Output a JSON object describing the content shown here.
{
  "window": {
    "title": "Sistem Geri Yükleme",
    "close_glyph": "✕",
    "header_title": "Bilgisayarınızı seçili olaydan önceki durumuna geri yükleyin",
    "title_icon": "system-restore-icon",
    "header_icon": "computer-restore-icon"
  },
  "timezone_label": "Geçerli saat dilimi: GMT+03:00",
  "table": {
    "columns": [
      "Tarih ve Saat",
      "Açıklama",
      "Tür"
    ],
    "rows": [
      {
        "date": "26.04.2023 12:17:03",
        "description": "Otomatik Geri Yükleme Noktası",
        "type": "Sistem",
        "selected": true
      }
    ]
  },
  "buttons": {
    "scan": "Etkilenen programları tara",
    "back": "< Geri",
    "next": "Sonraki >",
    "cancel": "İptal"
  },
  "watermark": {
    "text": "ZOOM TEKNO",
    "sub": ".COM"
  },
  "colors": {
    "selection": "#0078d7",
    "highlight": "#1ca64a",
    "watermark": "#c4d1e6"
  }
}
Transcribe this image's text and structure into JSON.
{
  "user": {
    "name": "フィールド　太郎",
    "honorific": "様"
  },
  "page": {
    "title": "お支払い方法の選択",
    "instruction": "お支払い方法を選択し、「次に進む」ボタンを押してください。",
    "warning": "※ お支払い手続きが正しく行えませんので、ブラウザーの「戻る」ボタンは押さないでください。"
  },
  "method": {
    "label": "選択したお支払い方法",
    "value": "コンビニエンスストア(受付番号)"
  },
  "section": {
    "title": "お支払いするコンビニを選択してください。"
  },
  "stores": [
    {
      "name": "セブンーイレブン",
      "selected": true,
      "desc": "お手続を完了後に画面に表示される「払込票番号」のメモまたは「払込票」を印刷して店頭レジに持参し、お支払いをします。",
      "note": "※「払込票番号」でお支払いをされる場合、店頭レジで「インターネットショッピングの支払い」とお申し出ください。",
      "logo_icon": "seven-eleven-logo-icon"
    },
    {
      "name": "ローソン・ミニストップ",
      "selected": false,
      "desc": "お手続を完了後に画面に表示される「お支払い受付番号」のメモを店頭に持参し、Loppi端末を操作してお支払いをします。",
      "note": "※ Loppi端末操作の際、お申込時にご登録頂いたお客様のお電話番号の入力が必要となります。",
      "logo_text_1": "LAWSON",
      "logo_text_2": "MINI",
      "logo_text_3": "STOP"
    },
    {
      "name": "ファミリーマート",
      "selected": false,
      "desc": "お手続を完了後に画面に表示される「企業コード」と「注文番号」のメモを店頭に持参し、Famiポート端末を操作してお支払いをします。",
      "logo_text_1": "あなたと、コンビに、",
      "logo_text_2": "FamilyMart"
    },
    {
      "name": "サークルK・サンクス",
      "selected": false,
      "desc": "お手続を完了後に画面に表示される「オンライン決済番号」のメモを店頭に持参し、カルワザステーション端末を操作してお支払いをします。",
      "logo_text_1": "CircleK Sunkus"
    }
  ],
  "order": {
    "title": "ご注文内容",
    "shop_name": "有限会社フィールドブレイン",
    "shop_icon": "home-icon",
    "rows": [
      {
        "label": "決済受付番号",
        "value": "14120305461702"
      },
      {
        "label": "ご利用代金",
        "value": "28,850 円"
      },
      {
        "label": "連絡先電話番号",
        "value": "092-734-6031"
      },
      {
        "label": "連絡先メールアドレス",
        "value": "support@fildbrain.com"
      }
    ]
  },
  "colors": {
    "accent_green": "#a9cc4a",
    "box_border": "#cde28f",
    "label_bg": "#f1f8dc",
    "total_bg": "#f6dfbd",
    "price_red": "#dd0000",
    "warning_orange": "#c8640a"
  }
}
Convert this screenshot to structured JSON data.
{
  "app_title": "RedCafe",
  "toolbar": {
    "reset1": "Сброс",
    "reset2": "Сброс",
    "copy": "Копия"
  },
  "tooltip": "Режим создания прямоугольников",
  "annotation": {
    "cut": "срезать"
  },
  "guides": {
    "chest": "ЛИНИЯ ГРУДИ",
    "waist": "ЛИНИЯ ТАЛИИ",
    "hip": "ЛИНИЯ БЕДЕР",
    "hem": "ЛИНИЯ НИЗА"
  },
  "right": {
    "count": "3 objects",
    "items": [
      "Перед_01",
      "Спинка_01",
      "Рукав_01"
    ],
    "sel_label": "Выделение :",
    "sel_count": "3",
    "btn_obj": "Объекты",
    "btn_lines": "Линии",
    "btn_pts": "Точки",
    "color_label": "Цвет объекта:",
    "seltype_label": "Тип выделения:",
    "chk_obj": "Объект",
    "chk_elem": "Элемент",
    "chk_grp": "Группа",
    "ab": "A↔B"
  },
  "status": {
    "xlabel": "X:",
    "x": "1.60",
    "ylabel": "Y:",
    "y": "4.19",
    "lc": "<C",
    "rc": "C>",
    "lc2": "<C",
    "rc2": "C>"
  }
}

==*==

§ WRITTEN EXERCISE: Determine the number of lines where the string "ЛИНИЯ" occurs, and give that number only.

§ WRITTEN SOLUTION: 4